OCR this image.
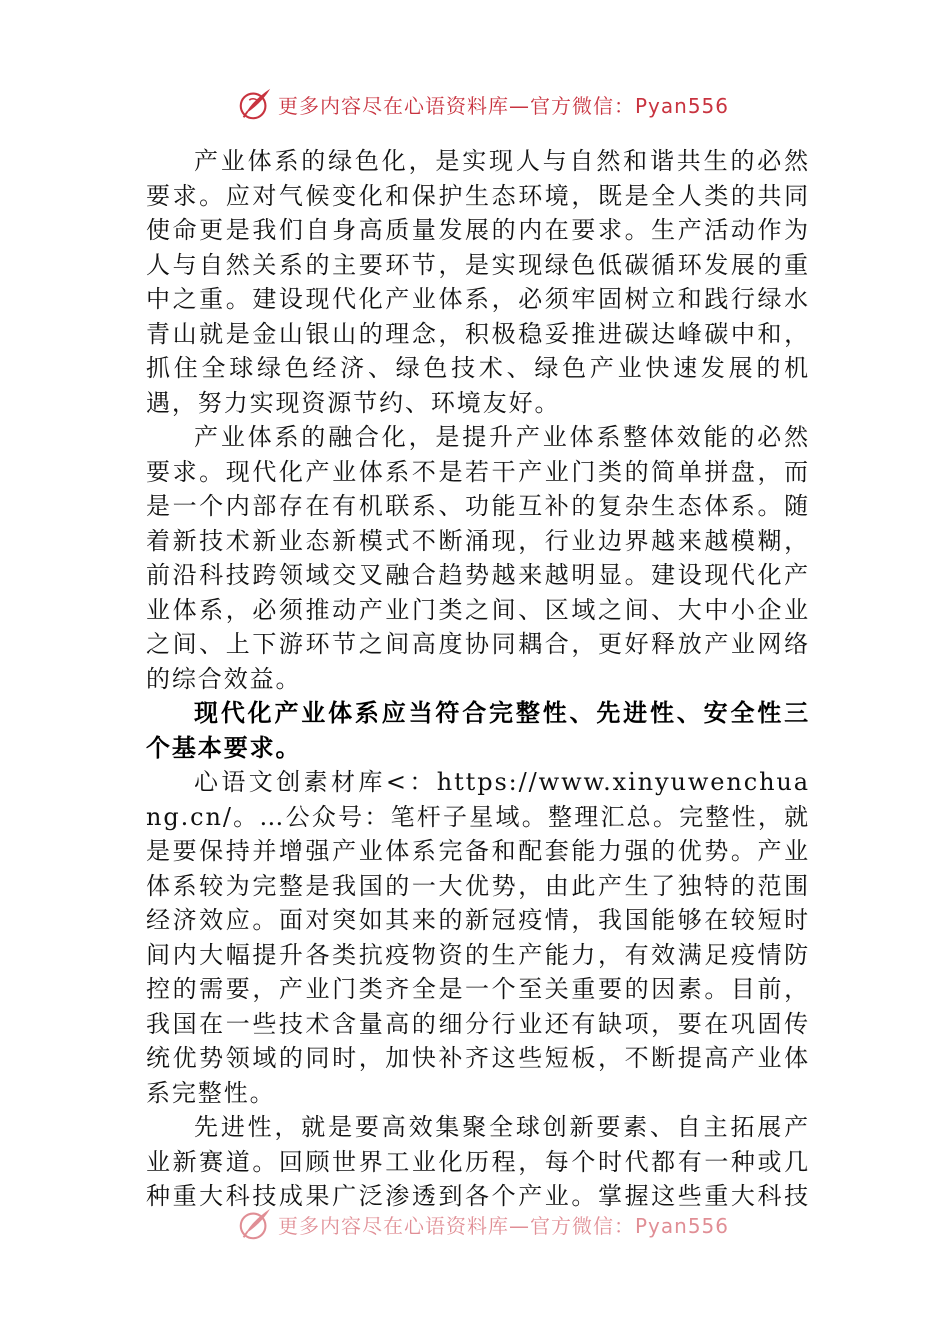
更多内容尽在心语资料库—官方微信：Pyan556

产业体系的绿色化，是实现人与自然和谐共生的必然要求。应对气候变化和保护生态环境，既是全人类的共同使命更是我们自身高质量发展的内在要求。生产活动作为人与自然关系的主要环节，是实现绿色低碳循环发展的重中之重。建设现代化产业体系，必须牢固树立和践行绿水青山就是金山银山的理念，积极稳妥推进碳达峰碳中和，抓住全球绿色经济、绿色技术、绿色产业快速发展的机遇，努力实现资源节约、环境友好。

产业体系的融合化，是提升产业体系整体效能的必然要求。现代化产业体系不是若干产业门类的简单拼盘，而是一个内部存在有机联系、功能互补的复杂生态体系。随着新技术新业态新模式不断涌现，行业边界越来越模糊，前沿科技跨领域交叉融合趋势越来越明显。建设现代化产业体系，必须推动产业门类之间、区域之间、大中小企业之间、上下游环节之间高度协同耦合，更好释放产业网络的综合效益。

现代化产业体系应当符合完整性、先进性、安全性三个基本要求。

心语文创素材库<：https://www.xinyuwenchuang.cn/。…公众号：笔杆子星域。整理汇总。完整性，就是要保持并增强产业体系完备和配套能力强的优势。产业体系较为完整是我国的一大优势，由此产生了独特的范围经济效应。面对突如其来的新冠疫情，我国能够在较短时间内大幅提升各类抗疫物资的生产能力，有效满足疫情防控的需要，产业门类齐全是一个至关重要的因素。目前，我国在一些技术含量高的细分行业还有缺项，要在巩固传统优势领域的同时，加快补齐这些短板，不断提高产业体系完整性。

先进性，就是要高效集聚全球创新要素、自主拓展产业新赛道。回顾世界工业化历程，每个时代都有一种或几种重大科技成果广泛渗透到各个产业。掌握这些重大科技

更多内容尽在心语资料库—官方微信：Pyan556
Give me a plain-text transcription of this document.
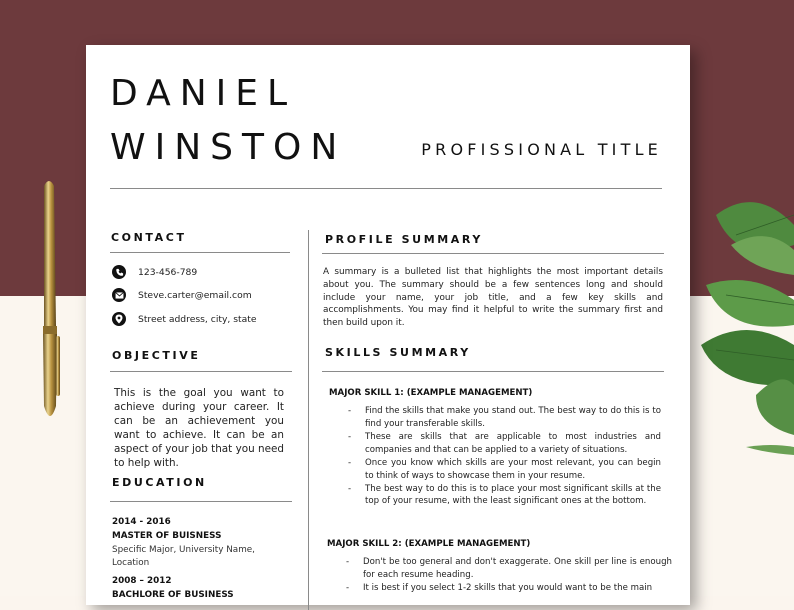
DANIEL
WINSTON	PROFISSIONAL TITLE
CONTACT
123-456-789
Steve.carter@email.com
Street address, city, state
OBJECTIVE
This is the goal you want to achieve during your career. It can be an achievement you want to achieve. It can be an aspect of your job that you need to help with.
EDUCATION
2014 - 2016
MASTER OF BUISNESS
Specific Major, University Name, Location
2008 – 2012
BACHLORE OF BUSINESS
PROFILE SUMMARY
A summary is a bulleted list that highlights the most important details about you. The summary should be a few sentences long and should include your name, your job title, and a few key skills and accomplishments. You may find it helpful to write the summary first and then build upon it.
SKILLS SUMMARY
MAJOR SKILL 1: (EXAMPLE MANAGEMENT)
- Find the skills that make you stand out. The best way to do this is to find your transferable skills.
- These are skills that are applicable to most industries and companies and that can be applied to a variety of situations.
- Once you know which skills are your most relevant, you can begin to think of ways to showcase them in your resume.
- The best way to do this is to place your most significant skills at the top of your resume, with the least significant ones at the bottom.
MAJOR SKILL 2: (EXAMPLE MANAGEMENT)
- Don't be too general and don't exaggerate. One skill per line is enough for each resume heading.
- It is best if you select 1-2 skills that you would want to be the main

------------------------

- _SET EXERCISE_: Scan the listing above. Gather each line that contains the word "best".

- _WRITTEN REPLY_:
- Find the skills that make you stand out. The best way to do this is to find your transferable skills.
- The best way to do this is to place your most significant skills at the top of your resume, with the least significant ones at the bottom.
- It is best if you select 1-2 skills that you would want to be the main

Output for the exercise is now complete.